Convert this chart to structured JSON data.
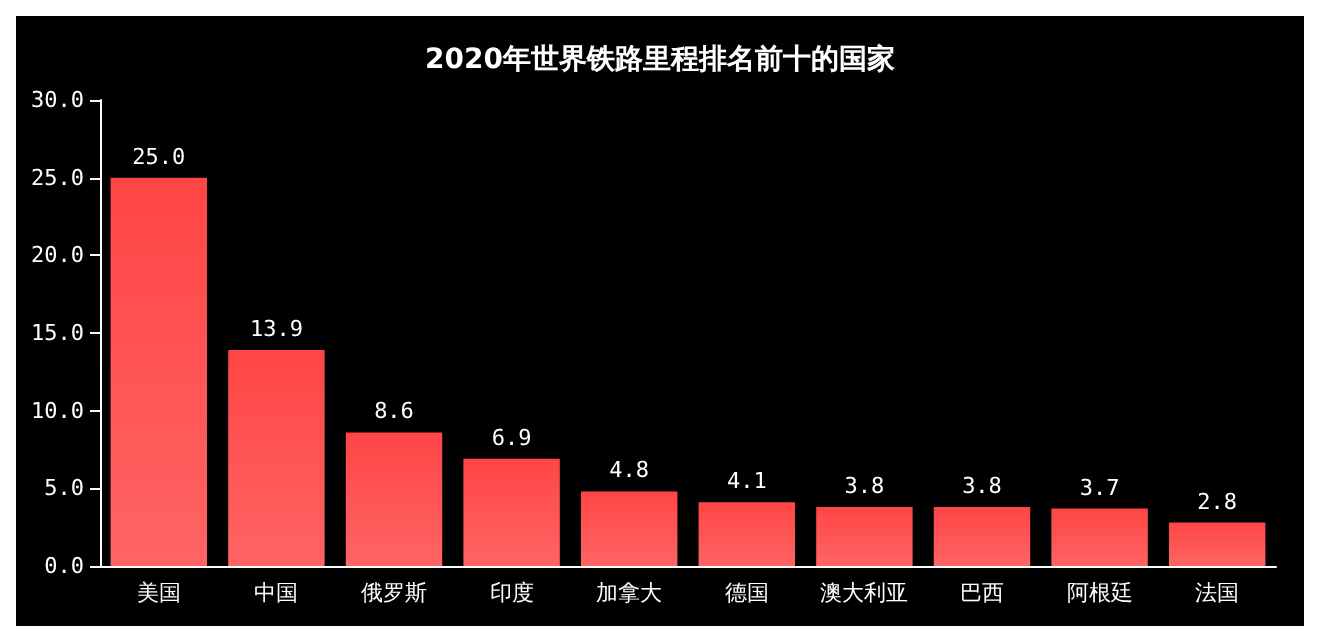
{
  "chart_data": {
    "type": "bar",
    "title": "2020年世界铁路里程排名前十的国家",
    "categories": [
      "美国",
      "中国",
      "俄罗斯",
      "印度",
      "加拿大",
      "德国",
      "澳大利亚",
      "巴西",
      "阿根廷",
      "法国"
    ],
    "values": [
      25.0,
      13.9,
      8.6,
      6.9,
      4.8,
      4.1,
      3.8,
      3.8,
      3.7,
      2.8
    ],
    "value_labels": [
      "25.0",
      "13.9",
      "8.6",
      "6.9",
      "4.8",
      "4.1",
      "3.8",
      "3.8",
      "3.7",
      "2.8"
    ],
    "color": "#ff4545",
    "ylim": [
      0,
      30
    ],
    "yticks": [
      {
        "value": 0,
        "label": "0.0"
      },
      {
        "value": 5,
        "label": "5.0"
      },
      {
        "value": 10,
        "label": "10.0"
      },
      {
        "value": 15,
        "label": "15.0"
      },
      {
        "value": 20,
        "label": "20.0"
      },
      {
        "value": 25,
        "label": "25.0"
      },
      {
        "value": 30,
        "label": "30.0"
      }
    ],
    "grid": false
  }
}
════════════════
*WRITTEN REQUEST:*
Transcribe the records word for word and include no pictures.

*SOLUTION FOR THIS PROBLEM:*
Convert this chart to structured JSON data.
{
  "chart_data": {
    "type": "bar",
    "title": "2020年世界铁路里程排名前十的国家",
    "categories": [
      "美国",
      "中国",
      "俄罗斯",
      "印度",
      "加拿大",
      "德国",
      "澳大利亚",
      "巴西",
      "阿根廷",
      "法国"
    ],
    "values": [
      25.0,
      13.9,
      8.6,
      6.9,
      4.8,
      4.1,
      3.8,
      3.8,
      3.7,
      2.8
    ],
    "value_labels": [
      "25.0",
      "13.9",
      "8.6",
      "6.9",
      "4.8",
      "4.1",
      "3.8",
      "3.8",
      "3.7",
      "2.8"
    ],
    "color": "#ff4545",
    "ylim": [
      0,
      30
    ],
    "yticks": [
      {
        "value": 0,
        "label": "0.0"
      },
      {
        "value": 5,
        "label": "5.0"
      },
      {
        "value": 10,
        "label": "10.0"
      },
      {
        "value": 15,
        "label": "15.0"
      },
      {
        "value": 20,
        "label": "20.0"
      },
      {
        "value": 25,
        "label": "25.0"
      },
      {
        "value": 30,
        "label": "30.0"
      }
    ],
    "grid": false
  }
}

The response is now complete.